Raw records
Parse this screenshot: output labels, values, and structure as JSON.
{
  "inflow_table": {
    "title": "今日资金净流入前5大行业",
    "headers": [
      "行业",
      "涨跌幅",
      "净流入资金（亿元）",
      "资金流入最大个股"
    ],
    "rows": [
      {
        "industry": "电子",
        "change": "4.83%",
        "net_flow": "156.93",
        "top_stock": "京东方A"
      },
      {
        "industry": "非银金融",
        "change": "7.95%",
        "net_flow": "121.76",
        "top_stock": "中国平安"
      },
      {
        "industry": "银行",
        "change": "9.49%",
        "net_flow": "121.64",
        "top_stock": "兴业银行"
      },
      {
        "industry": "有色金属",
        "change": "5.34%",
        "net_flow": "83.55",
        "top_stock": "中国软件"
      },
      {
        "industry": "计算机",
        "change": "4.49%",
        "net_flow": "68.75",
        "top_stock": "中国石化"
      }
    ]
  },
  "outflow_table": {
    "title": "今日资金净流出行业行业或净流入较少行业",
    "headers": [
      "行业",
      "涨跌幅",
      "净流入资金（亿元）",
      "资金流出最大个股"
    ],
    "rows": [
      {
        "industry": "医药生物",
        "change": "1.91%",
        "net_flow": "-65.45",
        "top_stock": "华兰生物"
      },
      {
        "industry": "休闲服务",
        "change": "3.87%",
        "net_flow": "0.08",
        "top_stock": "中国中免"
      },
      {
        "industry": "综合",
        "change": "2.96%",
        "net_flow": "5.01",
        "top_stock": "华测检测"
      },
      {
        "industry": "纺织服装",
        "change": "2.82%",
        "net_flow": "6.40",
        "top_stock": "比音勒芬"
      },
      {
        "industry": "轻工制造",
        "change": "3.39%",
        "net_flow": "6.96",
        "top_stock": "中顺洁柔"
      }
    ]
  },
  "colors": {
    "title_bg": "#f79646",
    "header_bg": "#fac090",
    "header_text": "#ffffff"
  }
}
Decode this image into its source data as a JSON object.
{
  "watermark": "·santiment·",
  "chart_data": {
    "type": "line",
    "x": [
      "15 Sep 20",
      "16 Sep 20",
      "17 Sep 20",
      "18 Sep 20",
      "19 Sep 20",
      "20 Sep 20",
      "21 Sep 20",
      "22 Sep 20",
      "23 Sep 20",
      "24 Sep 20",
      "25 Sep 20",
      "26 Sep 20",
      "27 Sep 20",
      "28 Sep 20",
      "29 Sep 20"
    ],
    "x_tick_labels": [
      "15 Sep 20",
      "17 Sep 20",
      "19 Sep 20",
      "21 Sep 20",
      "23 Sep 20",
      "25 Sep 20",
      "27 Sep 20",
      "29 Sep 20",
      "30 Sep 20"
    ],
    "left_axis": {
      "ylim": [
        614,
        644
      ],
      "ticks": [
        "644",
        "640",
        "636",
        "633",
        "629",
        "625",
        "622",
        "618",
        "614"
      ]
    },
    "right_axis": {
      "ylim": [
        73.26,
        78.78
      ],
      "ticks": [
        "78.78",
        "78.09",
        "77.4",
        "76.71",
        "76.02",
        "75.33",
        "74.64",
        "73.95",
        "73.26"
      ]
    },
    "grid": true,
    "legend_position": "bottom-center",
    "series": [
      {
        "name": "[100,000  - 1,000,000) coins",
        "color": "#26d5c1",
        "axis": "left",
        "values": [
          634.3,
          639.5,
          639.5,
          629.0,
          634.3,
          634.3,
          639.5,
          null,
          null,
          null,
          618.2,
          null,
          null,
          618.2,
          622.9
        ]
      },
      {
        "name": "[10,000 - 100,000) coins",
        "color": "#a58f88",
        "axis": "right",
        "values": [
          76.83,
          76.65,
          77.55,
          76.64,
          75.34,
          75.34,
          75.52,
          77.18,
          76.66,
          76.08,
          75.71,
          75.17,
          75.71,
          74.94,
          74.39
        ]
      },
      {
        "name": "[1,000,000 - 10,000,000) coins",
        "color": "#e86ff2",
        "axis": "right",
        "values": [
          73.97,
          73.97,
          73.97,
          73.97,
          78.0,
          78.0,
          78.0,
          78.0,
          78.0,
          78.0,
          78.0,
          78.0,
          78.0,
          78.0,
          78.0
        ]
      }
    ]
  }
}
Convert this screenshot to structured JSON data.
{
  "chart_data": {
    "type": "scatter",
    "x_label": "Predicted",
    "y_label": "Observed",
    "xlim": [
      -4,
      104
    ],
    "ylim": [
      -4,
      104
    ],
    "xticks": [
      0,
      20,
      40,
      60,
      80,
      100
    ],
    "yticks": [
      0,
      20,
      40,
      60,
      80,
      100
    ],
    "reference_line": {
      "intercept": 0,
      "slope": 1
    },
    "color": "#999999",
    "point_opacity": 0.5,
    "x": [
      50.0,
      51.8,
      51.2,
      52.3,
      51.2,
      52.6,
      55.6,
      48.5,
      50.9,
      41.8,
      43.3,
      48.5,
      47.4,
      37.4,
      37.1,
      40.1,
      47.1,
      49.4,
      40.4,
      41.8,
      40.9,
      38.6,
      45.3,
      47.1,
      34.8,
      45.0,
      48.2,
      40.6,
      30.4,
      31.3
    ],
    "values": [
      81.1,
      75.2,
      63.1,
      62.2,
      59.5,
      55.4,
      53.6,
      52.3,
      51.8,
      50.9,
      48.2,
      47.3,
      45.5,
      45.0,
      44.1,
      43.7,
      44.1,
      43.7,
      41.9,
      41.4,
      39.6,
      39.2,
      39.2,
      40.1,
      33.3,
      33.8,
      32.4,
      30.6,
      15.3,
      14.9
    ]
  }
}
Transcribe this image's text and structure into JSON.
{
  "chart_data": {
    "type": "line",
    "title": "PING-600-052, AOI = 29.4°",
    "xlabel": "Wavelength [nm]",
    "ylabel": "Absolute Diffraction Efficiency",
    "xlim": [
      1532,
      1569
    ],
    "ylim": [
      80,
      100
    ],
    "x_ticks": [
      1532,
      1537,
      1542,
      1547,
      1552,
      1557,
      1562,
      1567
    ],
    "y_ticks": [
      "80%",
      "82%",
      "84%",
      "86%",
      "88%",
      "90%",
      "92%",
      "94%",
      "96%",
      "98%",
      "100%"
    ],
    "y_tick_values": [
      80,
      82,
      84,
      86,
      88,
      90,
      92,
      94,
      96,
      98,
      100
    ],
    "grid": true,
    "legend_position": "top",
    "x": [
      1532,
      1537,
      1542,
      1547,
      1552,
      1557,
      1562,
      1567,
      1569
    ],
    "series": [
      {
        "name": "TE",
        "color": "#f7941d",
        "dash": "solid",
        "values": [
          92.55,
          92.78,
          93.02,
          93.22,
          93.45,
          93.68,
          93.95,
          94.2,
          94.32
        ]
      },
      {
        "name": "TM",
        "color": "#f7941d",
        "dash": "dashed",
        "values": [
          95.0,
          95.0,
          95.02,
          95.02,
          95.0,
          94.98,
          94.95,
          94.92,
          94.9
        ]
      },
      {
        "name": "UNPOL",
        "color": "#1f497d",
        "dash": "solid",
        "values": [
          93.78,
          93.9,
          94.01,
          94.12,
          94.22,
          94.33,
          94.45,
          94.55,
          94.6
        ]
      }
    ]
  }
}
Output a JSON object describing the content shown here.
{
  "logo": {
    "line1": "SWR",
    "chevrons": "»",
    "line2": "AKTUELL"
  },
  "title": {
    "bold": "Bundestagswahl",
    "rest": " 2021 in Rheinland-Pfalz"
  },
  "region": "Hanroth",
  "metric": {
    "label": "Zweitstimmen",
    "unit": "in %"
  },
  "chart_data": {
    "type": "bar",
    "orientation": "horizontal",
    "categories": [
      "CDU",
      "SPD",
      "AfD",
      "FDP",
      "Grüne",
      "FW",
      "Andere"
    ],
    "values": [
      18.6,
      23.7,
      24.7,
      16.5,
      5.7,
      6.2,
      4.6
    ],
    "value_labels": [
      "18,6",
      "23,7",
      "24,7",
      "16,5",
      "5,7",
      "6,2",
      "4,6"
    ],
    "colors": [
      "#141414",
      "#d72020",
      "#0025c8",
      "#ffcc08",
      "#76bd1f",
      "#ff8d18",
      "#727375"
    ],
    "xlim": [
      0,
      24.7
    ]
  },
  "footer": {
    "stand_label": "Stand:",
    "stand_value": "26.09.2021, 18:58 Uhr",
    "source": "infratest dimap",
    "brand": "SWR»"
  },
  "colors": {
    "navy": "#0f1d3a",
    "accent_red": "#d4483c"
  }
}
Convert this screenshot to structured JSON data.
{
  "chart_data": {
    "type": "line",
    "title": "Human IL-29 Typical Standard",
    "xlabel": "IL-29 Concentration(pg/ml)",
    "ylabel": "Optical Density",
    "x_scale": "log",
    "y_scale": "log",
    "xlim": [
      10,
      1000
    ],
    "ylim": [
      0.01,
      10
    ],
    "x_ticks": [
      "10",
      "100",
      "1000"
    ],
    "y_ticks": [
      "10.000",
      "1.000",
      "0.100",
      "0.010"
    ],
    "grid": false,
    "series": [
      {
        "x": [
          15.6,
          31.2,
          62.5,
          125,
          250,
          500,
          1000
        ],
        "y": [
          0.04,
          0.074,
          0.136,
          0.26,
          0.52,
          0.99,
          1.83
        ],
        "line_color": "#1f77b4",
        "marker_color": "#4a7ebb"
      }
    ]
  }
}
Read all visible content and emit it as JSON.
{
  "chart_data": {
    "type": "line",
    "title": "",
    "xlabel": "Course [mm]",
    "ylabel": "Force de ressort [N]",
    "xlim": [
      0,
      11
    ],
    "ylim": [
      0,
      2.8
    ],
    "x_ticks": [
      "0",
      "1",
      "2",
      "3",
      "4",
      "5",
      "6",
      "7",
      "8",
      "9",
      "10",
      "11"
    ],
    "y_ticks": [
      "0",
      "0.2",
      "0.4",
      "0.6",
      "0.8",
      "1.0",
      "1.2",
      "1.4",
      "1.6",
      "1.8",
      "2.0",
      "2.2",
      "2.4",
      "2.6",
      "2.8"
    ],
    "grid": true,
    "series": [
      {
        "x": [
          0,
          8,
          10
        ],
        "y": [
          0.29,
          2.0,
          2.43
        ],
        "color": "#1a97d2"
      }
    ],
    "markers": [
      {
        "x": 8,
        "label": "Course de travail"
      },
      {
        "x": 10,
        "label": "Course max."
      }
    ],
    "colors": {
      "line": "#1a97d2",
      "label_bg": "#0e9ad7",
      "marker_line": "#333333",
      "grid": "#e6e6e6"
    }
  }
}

* [TASK OBJECTIVE]: From the listing above, copy out each line where the word "content" appears.

* [SOLUTION TO THE EXERCISE]:
Output a JSON object describing the content shown here.
Read all visible content and emit it as JSON.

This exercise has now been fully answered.